Among the entries below, find the lines with "实行定机" and copy them.

----- TASK MATERIAL -----

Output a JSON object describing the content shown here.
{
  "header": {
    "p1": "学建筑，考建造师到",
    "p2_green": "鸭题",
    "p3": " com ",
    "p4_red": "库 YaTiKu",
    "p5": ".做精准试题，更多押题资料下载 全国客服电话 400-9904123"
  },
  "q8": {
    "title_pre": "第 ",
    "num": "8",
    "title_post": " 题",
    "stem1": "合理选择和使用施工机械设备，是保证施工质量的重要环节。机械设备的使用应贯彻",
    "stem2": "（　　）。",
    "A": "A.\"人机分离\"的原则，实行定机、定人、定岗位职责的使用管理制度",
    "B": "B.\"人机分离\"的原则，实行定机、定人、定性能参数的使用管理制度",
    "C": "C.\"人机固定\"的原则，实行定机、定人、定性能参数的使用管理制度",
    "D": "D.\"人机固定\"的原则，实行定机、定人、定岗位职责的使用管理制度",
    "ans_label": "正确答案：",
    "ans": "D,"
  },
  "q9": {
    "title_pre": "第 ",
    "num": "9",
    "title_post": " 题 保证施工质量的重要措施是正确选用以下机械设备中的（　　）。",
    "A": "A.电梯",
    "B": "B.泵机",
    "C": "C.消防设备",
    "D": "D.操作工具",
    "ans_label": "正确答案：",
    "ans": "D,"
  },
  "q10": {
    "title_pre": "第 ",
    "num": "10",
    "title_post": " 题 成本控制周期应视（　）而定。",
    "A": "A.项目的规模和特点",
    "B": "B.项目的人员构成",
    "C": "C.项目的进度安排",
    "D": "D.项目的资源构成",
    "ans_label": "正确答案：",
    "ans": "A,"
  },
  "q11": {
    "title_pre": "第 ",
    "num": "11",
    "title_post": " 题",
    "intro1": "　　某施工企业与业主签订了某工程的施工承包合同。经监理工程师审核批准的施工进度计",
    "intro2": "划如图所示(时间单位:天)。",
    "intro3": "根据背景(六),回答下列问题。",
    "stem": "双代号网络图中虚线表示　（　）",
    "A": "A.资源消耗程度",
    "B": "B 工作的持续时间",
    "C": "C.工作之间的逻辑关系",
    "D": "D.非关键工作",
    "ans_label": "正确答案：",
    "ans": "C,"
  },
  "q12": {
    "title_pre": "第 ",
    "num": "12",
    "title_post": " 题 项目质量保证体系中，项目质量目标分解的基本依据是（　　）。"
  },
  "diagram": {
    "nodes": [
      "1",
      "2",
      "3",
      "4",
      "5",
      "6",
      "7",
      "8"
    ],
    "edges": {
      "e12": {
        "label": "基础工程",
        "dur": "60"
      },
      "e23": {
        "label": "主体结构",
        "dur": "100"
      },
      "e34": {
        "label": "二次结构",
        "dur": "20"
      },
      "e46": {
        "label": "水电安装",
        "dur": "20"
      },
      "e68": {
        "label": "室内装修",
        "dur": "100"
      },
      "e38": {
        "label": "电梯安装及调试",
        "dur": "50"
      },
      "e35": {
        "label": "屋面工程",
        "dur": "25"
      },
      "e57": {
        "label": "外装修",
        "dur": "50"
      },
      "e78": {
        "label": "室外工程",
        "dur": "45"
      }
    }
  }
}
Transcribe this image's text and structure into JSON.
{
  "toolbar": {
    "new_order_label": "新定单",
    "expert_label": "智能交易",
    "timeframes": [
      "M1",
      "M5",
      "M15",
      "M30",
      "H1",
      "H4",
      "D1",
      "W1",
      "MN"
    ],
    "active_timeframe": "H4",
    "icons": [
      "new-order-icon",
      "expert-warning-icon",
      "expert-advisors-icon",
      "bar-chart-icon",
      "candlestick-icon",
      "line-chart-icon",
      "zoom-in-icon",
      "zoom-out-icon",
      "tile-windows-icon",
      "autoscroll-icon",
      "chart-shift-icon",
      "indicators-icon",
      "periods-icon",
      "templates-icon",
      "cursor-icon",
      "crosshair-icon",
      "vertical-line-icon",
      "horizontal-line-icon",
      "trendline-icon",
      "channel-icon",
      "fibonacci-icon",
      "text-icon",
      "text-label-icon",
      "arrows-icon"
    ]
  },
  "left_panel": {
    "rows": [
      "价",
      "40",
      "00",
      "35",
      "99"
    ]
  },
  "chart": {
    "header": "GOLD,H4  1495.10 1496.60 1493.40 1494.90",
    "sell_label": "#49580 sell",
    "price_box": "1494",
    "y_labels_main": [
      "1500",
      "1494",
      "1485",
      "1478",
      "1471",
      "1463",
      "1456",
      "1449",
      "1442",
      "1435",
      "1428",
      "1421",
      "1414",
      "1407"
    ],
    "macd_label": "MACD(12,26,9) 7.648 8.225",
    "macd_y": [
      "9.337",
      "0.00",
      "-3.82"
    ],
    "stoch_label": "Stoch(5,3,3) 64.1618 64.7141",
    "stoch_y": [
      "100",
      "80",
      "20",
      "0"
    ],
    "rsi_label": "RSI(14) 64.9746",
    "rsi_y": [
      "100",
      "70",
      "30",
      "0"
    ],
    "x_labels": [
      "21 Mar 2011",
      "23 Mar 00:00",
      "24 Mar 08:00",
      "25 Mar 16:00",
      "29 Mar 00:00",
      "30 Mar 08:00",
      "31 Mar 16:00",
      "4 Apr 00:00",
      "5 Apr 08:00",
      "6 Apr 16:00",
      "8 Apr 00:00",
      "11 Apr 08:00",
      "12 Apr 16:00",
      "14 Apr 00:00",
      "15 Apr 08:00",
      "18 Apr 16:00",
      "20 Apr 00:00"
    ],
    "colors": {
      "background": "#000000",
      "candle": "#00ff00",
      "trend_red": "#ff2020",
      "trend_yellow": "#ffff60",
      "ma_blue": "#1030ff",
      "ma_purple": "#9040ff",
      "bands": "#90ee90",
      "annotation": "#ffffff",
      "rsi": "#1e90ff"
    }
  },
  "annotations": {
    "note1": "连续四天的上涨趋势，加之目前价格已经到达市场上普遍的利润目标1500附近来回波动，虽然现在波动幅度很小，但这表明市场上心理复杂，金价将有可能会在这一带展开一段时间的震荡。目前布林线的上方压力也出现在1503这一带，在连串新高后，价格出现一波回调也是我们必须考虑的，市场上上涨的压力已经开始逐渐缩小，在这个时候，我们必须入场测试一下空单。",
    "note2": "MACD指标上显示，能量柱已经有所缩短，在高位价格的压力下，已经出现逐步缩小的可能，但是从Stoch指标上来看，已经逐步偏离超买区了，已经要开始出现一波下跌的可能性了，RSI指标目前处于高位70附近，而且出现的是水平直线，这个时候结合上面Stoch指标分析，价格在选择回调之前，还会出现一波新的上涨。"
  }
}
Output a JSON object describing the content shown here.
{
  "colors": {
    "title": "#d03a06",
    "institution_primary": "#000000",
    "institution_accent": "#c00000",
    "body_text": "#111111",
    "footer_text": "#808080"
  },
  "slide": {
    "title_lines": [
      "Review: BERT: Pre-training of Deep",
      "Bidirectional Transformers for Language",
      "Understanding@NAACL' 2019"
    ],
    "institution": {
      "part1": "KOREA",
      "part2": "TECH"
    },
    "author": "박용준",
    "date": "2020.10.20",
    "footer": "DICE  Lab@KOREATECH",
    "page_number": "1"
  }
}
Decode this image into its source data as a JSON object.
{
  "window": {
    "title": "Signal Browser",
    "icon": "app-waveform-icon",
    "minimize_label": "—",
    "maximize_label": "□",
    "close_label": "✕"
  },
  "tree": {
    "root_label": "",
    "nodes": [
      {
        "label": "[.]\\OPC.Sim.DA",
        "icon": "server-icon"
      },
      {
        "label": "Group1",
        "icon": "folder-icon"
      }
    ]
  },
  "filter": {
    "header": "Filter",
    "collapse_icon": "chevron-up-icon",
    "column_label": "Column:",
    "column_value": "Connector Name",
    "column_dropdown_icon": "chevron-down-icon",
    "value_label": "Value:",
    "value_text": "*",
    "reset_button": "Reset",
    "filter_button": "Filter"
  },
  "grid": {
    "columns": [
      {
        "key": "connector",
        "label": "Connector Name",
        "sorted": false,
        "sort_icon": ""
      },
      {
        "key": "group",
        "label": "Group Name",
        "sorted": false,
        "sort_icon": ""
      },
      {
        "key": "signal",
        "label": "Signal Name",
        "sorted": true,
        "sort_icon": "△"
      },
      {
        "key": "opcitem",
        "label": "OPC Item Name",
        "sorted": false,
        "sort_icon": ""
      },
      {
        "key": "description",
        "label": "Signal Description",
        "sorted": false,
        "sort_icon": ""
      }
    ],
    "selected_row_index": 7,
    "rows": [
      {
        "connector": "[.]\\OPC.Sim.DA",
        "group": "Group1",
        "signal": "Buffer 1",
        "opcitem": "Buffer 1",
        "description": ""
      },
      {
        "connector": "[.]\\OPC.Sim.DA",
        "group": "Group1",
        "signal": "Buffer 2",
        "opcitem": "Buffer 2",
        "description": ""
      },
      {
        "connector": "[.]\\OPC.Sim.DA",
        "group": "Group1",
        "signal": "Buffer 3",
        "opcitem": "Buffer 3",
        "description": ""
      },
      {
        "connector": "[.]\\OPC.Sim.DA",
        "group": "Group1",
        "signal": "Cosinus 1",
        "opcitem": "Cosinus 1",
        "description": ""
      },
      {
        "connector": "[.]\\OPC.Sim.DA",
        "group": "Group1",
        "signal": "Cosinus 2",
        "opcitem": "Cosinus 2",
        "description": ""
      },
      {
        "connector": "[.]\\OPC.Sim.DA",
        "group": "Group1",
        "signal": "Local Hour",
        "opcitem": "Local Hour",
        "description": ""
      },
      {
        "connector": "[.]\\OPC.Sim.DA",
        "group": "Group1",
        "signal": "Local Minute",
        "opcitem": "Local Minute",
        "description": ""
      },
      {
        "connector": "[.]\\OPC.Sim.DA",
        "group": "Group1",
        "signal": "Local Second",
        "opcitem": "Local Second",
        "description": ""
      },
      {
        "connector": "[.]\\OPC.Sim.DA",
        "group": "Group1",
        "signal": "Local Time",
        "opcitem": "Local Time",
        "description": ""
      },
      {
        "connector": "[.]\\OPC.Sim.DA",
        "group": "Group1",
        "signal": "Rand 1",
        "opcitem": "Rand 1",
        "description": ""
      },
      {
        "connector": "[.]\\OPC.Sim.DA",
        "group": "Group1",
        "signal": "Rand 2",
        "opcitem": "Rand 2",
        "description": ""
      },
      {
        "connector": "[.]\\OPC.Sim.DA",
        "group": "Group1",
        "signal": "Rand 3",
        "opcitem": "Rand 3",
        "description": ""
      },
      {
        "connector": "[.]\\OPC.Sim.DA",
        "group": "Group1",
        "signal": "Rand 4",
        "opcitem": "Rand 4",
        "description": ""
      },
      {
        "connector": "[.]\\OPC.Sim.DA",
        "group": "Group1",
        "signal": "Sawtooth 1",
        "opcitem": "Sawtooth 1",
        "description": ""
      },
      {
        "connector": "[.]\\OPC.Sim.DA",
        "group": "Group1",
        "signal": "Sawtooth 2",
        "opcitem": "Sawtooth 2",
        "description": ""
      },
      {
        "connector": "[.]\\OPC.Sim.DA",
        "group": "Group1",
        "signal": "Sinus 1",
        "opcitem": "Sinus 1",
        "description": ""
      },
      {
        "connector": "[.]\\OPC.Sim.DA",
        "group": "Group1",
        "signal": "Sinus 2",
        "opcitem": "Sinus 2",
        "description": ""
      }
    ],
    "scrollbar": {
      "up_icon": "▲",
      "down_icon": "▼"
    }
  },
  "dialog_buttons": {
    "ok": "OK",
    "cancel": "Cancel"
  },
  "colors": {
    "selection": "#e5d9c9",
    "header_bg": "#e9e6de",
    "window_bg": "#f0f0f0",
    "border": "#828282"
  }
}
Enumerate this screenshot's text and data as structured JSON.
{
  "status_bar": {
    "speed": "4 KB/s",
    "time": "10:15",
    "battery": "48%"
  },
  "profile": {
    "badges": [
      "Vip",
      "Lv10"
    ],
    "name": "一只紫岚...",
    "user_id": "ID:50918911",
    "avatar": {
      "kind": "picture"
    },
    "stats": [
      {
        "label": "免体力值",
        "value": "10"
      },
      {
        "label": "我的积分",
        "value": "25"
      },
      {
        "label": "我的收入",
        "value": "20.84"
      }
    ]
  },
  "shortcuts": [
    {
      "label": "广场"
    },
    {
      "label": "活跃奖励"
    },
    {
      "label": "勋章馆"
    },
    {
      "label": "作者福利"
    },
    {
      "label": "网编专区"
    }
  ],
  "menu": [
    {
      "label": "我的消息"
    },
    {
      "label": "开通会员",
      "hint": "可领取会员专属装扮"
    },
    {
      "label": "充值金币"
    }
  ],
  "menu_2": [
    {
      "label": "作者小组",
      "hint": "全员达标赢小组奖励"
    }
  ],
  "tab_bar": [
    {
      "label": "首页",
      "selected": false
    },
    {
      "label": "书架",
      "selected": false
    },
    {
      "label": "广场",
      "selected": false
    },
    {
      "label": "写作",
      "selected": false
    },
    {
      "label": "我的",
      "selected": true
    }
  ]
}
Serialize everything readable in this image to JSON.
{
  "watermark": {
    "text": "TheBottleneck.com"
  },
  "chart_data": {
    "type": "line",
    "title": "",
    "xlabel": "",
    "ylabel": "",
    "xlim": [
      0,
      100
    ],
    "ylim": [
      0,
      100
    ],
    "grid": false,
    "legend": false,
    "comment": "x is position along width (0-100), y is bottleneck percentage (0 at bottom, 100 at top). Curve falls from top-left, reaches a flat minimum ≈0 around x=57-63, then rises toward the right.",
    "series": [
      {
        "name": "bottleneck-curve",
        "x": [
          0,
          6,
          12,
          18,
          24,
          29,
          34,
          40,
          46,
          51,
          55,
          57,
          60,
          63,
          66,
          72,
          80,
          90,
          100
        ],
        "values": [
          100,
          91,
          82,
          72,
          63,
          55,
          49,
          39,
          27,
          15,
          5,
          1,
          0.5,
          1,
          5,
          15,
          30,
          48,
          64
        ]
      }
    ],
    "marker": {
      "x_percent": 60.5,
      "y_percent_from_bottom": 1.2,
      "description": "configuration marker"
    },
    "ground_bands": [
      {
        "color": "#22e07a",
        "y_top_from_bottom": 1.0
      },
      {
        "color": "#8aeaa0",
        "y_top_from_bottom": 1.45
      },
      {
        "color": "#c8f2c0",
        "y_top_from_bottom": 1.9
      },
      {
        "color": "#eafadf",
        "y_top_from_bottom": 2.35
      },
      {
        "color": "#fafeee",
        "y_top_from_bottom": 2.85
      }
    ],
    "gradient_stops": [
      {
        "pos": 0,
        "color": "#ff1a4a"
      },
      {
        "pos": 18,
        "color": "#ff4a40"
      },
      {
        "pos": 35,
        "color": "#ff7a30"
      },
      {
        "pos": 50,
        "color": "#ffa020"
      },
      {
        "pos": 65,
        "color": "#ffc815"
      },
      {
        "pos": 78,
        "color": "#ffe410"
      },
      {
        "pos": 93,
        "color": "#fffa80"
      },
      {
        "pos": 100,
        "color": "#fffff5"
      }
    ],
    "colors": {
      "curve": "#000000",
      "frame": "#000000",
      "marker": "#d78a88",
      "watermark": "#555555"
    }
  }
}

-----

● RESPONSE FOR THIS EXERCISE:
    "A": "A.\"人机分离\"的原则，实行定机、定人、定岗位职责的使用管理制度",
    "B": "B.\"人机分离\"的原则，实行定机、定人、定性能参数的使用管理制度",
    "C": "C.\"人机固定\"的原则，实行定机、定人、定性能参数的使用管理制度",
    "D": "D.\"人机固定\"的原则，实行定机、定人、定岗位职责的使用管理制度",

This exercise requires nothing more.